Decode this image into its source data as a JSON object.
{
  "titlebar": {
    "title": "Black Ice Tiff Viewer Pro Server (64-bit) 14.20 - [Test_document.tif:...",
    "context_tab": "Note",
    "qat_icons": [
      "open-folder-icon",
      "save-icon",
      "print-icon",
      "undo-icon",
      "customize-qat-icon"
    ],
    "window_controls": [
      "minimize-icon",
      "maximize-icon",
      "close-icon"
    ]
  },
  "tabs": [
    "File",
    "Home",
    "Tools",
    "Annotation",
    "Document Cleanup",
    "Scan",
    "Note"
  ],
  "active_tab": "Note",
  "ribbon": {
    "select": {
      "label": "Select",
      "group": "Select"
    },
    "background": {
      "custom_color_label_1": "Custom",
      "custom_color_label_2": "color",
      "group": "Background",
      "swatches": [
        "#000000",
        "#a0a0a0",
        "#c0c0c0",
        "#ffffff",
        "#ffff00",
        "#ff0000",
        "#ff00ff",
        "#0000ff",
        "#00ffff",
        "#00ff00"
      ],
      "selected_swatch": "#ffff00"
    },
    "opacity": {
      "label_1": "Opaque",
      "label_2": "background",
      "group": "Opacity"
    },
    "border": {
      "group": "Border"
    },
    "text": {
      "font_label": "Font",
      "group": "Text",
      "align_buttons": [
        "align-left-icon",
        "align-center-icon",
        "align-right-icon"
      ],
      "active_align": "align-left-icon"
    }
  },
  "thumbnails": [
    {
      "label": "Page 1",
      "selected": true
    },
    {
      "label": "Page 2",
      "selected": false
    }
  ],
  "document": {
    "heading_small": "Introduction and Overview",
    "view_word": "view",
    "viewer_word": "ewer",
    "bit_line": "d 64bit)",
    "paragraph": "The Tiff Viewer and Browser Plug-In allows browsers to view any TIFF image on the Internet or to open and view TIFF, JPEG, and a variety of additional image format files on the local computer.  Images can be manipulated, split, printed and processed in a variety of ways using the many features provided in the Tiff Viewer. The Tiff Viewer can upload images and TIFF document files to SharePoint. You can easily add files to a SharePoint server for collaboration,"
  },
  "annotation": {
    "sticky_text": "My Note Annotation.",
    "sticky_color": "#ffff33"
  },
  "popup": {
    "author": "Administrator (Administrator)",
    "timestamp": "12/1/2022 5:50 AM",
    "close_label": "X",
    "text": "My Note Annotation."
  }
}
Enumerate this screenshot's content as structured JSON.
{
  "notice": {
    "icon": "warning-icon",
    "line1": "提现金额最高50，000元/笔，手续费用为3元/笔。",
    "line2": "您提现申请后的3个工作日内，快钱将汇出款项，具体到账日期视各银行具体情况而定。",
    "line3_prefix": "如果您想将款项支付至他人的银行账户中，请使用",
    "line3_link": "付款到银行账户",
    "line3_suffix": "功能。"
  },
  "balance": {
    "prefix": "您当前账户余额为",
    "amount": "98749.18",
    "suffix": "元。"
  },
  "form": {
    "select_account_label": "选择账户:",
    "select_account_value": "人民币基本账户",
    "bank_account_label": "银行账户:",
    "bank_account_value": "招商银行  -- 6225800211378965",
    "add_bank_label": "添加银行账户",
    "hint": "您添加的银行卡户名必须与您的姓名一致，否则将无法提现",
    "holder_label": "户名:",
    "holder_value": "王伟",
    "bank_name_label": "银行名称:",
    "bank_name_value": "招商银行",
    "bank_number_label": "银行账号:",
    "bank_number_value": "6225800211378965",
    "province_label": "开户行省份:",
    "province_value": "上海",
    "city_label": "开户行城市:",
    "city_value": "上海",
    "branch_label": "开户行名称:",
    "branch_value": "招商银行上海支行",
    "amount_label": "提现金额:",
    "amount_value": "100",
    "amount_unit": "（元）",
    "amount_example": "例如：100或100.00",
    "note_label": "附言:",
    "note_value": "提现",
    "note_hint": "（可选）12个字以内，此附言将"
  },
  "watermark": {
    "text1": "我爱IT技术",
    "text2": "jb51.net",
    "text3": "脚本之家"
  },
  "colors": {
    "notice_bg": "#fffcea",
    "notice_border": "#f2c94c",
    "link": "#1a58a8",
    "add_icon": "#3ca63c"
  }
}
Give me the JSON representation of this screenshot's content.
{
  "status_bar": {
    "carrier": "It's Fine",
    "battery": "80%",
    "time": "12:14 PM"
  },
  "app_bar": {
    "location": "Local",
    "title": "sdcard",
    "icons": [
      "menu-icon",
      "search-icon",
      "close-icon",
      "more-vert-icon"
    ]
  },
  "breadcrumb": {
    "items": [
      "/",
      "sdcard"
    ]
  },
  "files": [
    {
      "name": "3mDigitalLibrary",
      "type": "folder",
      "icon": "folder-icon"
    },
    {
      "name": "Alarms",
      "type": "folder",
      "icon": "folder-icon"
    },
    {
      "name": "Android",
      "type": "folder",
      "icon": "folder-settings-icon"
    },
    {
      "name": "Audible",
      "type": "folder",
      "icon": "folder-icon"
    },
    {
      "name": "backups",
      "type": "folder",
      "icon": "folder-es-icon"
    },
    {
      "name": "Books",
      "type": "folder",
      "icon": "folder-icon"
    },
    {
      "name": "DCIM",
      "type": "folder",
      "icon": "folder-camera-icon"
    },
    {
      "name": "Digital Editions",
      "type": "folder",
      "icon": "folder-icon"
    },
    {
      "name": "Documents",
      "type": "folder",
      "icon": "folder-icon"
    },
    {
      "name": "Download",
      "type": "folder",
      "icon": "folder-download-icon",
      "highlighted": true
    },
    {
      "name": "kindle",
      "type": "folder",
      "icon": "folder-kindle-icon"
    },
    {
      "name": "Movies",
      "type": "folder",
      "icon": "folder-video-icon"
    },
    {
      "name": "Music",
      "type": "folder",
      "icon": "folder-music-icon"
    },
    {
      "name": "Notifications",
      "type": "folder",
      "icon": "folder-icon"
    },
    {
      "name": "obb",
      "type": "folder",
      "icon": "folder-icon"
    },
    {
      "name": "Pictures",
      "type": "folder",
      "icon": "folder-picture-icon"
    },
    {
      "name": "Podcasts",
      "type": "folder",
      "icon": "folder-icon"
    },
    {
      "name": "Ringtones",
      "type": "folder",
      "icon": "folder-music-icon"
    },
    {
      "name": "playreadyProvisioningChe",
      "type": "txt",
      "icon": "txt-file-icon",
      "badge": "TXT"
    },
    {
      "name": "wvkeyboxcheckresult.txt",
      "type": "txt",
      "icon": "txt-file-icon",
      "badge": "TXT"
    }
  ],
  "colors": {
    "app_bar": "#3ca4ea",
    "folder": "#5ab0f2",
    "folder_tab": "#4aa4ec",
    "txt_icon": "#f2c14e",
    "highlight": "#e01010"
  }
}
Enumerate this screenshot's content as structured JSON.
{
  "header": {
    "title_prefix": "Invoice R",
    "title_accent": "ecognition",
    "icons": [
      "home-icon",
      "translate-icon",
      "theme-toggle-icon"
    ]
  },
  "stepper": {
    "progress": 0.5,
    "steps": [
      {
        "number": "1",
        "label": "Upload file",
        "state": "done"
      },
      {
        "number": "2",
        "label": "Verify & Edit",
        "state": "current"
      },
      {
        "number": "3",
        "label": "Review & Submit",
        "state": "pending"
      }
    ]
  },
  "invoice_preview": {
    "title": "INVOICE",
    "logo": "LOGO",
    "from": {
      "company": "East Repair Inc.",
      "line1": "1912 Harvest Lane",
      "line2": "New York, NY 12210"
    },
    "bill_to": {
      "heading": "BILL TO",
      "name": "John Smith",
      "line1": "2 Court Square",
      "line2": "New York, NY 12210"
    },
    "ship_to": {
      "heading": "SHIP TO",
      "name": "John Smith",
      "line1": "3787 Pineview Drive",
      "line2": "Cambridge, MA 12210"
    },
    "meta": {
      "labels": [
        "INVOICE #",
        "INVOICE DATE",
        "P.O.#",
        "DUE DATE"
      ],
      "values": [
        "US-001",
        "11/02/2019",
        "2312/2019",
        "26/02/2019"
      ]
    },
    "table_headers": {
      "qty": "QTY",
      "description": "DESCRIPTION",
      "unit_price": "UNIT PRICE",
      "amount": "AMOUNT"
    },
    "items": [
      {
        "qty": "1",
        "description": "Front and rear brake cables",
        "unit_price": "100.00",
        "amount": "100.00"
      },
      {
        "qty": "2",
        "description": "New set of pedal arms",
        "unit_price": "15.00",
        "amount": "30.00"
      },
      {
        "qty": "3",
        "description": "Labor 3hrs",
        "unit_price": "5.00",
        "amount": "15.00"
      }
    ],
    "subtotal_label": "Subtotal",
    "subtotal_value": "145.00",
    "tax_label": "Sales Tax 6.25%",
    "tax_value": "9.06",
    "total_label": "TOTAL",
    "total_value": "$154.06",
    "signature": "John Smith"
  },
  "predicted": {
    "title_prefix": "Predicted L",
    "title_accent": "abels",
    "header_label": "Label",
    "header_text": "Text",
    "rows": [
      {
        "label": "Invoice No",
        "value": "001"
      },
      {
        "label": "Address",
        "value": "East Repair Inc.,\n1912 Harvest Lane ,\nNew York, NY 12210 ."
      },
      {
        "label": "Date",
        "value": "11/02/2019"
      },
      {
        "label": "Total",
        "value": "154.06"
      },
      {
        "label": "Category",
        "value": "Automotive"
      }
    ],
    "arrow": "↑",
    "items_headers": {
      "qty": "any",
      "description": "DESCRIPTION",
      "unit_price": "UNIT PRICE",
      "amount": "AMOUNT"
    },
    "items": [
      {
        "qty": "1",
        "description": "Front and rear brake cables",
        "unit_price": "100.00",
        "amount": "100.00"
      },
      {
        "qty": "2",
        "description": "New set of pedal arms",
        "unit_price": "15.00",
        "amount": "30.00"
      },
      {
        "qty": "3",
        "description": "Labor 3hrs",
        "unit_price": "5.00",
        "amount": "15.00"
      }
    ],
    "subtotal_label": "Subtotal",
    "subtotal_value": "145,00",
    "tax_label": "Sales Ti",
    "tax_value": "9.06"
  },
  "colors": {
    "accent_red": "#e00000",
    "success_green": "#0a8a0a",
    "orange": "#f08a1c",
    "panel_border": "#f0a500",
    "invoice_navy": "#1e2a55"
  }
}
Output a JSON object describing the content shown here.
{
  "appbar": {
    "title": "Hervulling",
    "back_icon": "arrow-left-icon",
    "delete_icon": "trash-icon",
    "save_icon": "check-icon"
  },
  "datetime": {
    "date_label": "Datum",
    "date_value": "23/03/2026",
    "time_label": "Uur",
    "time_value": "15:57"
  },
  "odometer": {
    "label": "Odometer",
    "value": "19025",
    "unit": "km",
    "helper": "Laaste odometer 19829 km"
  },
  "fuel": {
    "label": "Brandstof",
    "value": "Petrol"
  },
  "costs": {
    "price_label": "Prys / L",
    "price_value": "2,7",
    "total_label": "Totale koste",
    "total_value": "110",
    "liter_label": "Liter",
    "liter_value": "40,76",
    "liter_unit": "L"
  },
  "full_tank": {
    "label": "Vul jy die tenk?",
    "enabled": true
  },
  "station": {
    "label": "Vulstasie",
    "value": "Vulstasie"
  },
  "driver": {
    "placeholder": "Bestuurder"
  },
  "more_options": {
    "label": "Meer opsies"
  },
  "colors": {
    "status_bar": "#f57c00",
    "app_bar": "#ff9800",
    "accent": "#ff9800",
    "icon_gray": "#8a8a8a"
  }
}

***

EXERCISE:
Note every line above where the string "East" shows up, and copy those lines.

SOLVED PROBLEM:
      "company": "East Repair Inc.",
        "value": "East Repair Inc.,\n1912 Harvest Lane ,\nNew York, NY 12210 ."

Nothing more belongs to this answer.